- **What is being asked**:
Look through the lines below and extract each one that contains "Google".

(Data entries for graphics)

::::::::::

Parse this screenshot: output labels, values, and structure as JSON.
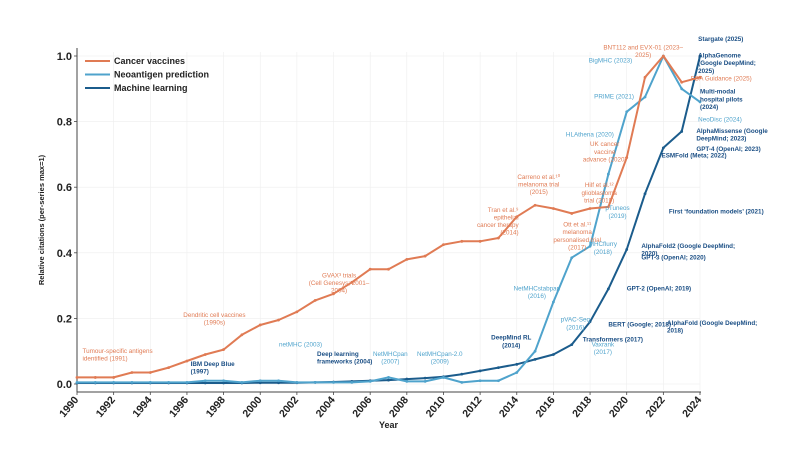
{
  "chart_data": {
    "type": "line",
    "title": "",
    "xlabel": "Year",
    "ylabel": "Relative citations (per-series max=1)",
    "xlim": [
      1990,
      2024
    ],
    "ylim": [
      0,
      1.0
    ],
    "grid": true,
    "legend_position": "top-left",
    "x_ticks": [
      "1990",
      "1992",
      "1994",
      "1996",
      "1998",
      "2000",
      "2002",
      "2004",
      "2006",
      "2008",
      "2010",
      "2012",
      "2014",
      "2016",
      "2018",
      "2020",
      "2022",
      "2024"
    ],
    "y_ticks": [
      "0.0",
      "0.2",
      "0.4",
      "0.6",
      "0.8",
      "1.0"
    ],
    "x": [
      1990,
      1991,
      1992,
      1993,
      1994,
      1995,
      1996,
      1997,
      1998,
      1999,
      2000,
      2001,
      2002,
      2003,
      2004,
      2005,
      2006,
      2007,
      2008,
      2009,
      2010,
      2011,
      2012,
      2013,
      2014,
      2015,
      2016,
      2017,
      2018,
      2019,
      2020,
      2021,
      2022,
      2023,
      2024
    ],
    "series": [
      {
        "name": "Cancer vaccines",
        "color": "#E07B54",
        "values": [
          0.02,
          0.02,
          0.02,
          0.035,
          0.035,
          0.05,
          0.07,
          0.09,
          0.105,
          0.15,
          0.18,
          0.195,
          0.22,
          0.255,
          0.275,
          0.31,
          0.35,
          0.35,
          0.38,
          0.39,
          0.425,
          0.435,
          0.435,
          0.445,
          0.51,
          0.545,
          0.535,
          0.52,
          0.535,
          0.54,
          0.69,
          0.935,
          1.0,
          0.92,
          0.935
        ]
      },
      {
        "name": "Neoantigen prediction",
        "color": "#4FA3CC",
        "values": [
          0.005,
          0.005,
          0.005,
          0.005,
          0.005,
          0.005,
          0.005,
          0.01,
          0.01,
          0.005,
          0.01,
          0.01,
          0.005,
          0.005,
          0.005,
          0.005,
          0.008,
          0.02,
          0.008,
          0.008,
          0.02,
          0.005,
          0.01,
          0.01,
          0.035,
          0.1,
          0.25,
          0.385,
          0.42,
          0.64,
          0.83,
          0.875,
          1.0,
          0.9,
          0.86
        ]
      },
      {
        "name": "Machine learning",
        "color": "#1B5C8C",
        "values": [
          0.003,
          0.003,
          0.003,
          0.003,
          0.003,
          0.003,
          0.003,
          0.003,
          0.003,
          0.003,
          0.004,
          0.004,
          0.004,
          0.005,
          0.006,
          0.008,
          0.01,
          0.012,
          0.015,
          0.018,
          0.022,
          0.03,
          0.04,
          0.05,
          0.06,
          0.075,
          0.09,
          0.12,
          0.19,
          0.29,
          0.41,
          0.58,
          0.72,
          0.77,
          1.0
        ]
      }
    ],
    "annotations": [
      {
        "series": "Cancer vaccines",
        "lines": [
          "Tumour-specific antigens",
          "identified (1991)"
        ],
        "x": 1990.3,
        "y": 0.095,
        "anchor": "start"
      },
      {
        "series": "Cancer vaccines",
        "lines": [
          "Dendritic cell vaccines",
          "(1990s)"
        ],
        "x": 1997.5,
        "y": 0.205,
        "anchor": "middle"
      },
      {
        "series": "Cancer vaccines",
        "lines": [
          "GVAX³ trials",
          "(Cell Genesys; 2001–",
          "2004)"
        ],
        "x": 2004.3,
        "y": 0.325,
        "anchor": "middle"
      },
      {
        "series": "Cancer vaccines",
        "lines": [
          "Tran et al.⁹",
          "epithelial",
          "cancer therapy",
          "(2014)"
        ],
        "x": 2014.1,
        "y": 0.525,
        "anchor": "end"
      },
      {
        "series": "Cancer vaccines",
        "lines": [
          "Carreno et al.¹⁰",
          "melanoma trial",
          "(2015)"
        ],
        "x": 2015.2,
        "y": 0.625,
        "anchor": "middle"
      },
      {
        "series": "Cancer vaccines",
        "lines": [
          "Hilf et al.¹²",
          "glioblastoma",
          "trial (2019)"
        ],
        "x": 2018.5,
        "y": 0.6,
        "anchor": "middle"
      },
      {
        "series": "Cancer vaccines",
        "lines": [
          "Ott et al.¹¹",
          "melanoma",
          "personalised trial",
          "(2017)"
        ],
        "x": 2017.3,
        "y": 0.48,
        "anchor": "middle"
      },
      {
        "series": "Cancer vaccines",
        "lines": [
          "UK cancer",
          "vaccine",
          "advance (2020)"
        ],
        "x": 2018.8,
        "y": 0.725,
        "anchor": "middle"
      },
      {
        "series": "Cancer vaccines",
        "lines": [
          "BNT112 and EVX-01 (2023–",
          "2025)"
        ],
        "x": 2020.9,
        "y": 1.02,
        "anchor": "middle"
      },
      {
        "series": "Cancer vaccines",
        "lines": [
          "FDA Guidance (2025)"
        ],
        "x": 2023.5,
        "y": 0.925,
        "anchor": "start"
      },
      {
        "series": "Neoantigen prediction",
        "lines": [
          "netMHC  (2003)"
        ],
        "x": 2002.2,
        "y": 0.115,
        "anchor": "middle"
      },
      {
        "series": "Neoantigen prediction",
        "lines": [
          "NetMHCpan",
          "(2007)"
        ],
        "x": 2007.1,
        "y": 0.085,
        "anchor": "middle"
      },
      {
        "series": "Neoantigen prediction",
        "lines": [
          "NetMHCpan-2.0",
          "(2009)"
        ],
        "x": 2009.8,
        "y": 0.085,
        "anchor": "middle"
      },
      {
        "series": "Neoantigen prediction",
        "lines": [
          "NetMHCstabpan",
          "(2016)"
        ],
        "x": 2015.1,
        "y": 0.285,
        "anchor": "middle"
      },
      {
        "series": "Neoantigen prediction",
        "lines": [
          "pVAC-Seq",
          "(2016)"
        ],
        "x": 2017.2,
        "y": 0.19,
        "anchor": "middle"
      },
      {
        "series": "Neoantigen prediction",
        "lines": [
          "Vaxrank",
          "(2017)"
        ],
        "x": 2018.7,
        "y": 0.115,
        "anchor": "middle"
      },
      {
        "series": "Neoantigen prediction",
        "lines": [
          "MHCflurry",
          "(2018)"
        ],
        "x": 2018.7,
        "y": 0.42,
        "anchor": "middle"
      },
      {
        "series": "Neoantigen prediction",
        "lines": [
          "pTuneos",
          "(2019)"
        ],
        "x": 2019.5,
        "y": 0.53,
        "anchor": "middle"
      },
      {
        "series": "Neoantigen prediction",
        "lines": [
          "HLAthena (2020)"
        ],
        "x": 2019.3,
        "y": 0.755,
        "anchor": "end"
      },
      {
        "series": "Neoantigen prediction",
        "lines": [
          "PRIME (2021)"
        ],
        "x": 2020.4,
        "y": 0.87,
        "anchor": "end"
      },
      {
        "series": "Neoantigen prediction",
        "lines": [
          "BigMHC (2023)"
        ],
        "x": 2020.3,
        "y": 0.98,
        "anchor": "end"
      },
      {
        "series": "Neoantigen prediction",
        "lines": [
          "NeoDisc (2024)"
        ],
        "x": 2023.9,
        "y": 0.8,
        "anchor": "start"
      },
      {
        "series": "Machine learning",
        "lines": [
          "IBM Deep Blue",
          "(1997)"
        ],
        "x": 1996.2,
        "y": 0.055,
        "anchor": "start"
      },
      {
        "series": "Machine learning",
        "lines": [
          "Deep learning",
          "frameworks (2004)"
        ],
        "x": 2003.1,
        "y": 0.085,
        "anchor": "start"
      },
      {
        "series": "Machine learning",
        "lines": [
          "DeepMind RL",
          "(2014)"
        ],
        "x": 2013.7,
        "y": 0.135,
        "anchor": "middle"
      },
      {
        "series": "Machine learning",
        "lines": [
          "Transformers (2017)"
        ],
        "x": 2017.6,
        "y": 0.13,
        "anchor": "start"
      },
      {
        "series": "Machine learning",
        "lines": [
          "BERT  (Google; 2018)"
        ],
        "x": 2019.0,
        "y": 0.175,
        "anchor": "start"
      },
      {
        "series": "Machine learning",
        "lines": [
          "AlphaFold  (Google DeepMind;",
          "2018)"
        ],
        "x": 2022.2,
        "y": 0.18,
        "anchor": "start"
      },
      {
        "series": "Machine learning",
        "lines": [
          "GPT-2  (OpenAI; 2019)"
        ],
        "x": 2020.0,
        "y": 0.285,
        "anchor": "start"
      },
      {
        "series": "Machine learning",
        "lines": [
          "GPT-3  (OpenAI; 2020)"
        ],
        "x": 2020.8,
        "y": 0.38,
        "anchor": "start"
      },
      {
        "series": "Machine learning",
        "lines": [
          "AlphaFold2 (Google DeepMind;",
          "2020)"
        ],
        "x": 2020.8,
        "y": 0.415,
        "anchor": "start"
      },
      {
        "series": "Machine learning",
        "lines": [
          "First ‘foundation models’ (2021)"
        ],
        "x": 2022.3,
        "y": 0.52,
        "anchor": "start"
      },
      {
        "series": "Machine learning",
        "lines": [
          "ESMFold  (Meta; 2022)"
        ],
        "x": 2021.9,
        "y": 0.69,
        "anchor": "start"
      },
      {
        "series": "Machine learning",
        "lines": [
          "GPT-4 (OpenAI; 2023)"
        ],
        "x": 2023.8,
        "y": 0.71,
        "anchor": "start"
      },
      {
        "series": "Machine learning",
        "lines": [
          "AlphaMissense (Google",
          "DeepMind; 2023)"
        ],
        "x": 2023.8,
        "y": 0.765,
        "anchor": "start"
      },
      {
        "series": "Machine learning",
        "lines": [
          "Multi-modal",
          "hospital pilots",
          "(2024)"
        ],
        "x": 2024.0,
        "y": 0.885,
        "anchor": "start"
      },
      {
        "series": "Machine learning",
        "lines": [
          "AlphaGenome",
          "(Google DeepMind;",
          "2025)"
        ],
        "x": 2023.9,
        "y": 0.995,
        "anchor": "start"
      },
      {
        "series": "Machine learning",
        "lines": [
          "Stargate (2025)"
        ],
        "x": 2023.9,
        "y": 1.045,
        "anchor": "start"
      }
    ]
  }
}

::::::::::

- **Response box**:
          "BERT  (Google; 2018)"
          "AlphaFold  (Google DeepMind;",
          "AlphaFold2 (Google DeepMind;",
          "AlphaMissense (Google",
          "(Google DeepMind;",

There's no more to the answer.